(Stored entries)
----
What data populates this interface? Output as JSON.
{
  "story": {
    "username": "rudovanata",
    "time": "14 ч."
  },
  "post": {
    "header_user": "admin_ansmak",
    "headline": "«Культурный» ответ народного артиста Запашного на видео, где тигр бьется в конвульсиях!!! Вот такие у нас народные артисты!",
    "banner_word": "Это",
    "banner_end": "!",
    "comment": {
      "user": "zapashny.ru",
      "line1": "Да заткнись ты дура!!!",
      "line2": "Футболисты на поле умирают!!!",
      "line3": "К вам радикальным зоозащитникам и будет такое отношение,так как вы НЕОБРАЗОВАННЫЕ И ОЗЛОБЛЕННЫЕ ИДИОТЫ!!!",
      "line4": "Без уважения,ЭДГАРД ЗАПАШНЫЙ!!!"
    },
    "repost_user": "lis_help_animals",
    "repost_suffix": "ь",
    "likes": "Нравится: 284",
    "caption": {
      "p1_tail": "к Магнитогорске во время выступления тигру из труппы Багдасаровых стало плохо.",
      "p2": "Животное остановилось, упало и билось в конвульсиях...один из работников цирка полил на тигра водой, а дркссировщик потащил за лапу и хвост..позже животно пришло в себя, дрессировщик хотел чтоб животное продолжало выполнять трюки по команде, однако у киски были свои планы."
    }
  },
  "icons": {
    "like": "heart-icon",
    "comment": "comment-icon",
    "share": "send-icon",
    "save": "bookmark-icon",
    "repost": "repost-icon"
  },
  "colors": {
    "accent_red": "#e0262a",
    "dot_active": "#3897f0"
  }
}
----
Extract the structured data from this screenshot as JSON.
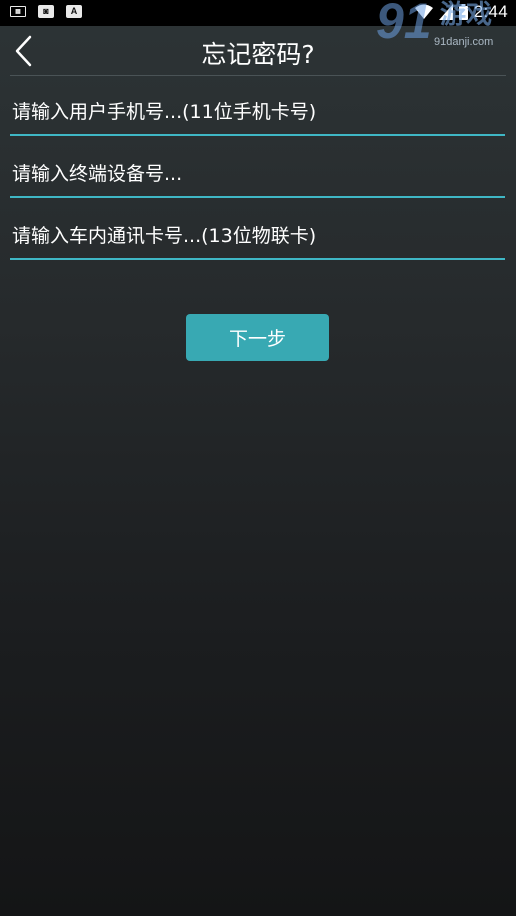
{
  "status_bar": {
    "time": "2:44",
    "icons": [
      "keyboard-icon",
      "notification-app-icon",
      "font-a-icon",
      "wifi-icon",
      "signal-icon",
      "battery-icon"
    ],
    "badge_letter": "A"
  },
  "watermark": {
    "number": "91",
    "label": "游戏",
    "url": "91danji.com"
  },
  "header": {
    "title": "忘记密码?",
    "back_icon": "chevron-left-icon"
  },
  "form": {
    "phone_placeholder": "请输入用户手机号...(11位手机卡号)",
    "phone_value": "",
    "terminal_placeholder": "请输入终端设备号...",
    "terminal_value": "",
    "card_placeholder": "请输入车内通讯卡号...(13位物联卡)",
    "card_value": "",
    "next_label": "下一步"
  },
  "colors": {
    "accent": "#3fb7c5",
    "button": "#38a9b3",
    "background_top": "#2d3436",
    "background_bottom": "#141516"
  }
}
----
Objective - Check each line above for the word "data" and say how many have it, with nothing else.

Worked solution - 2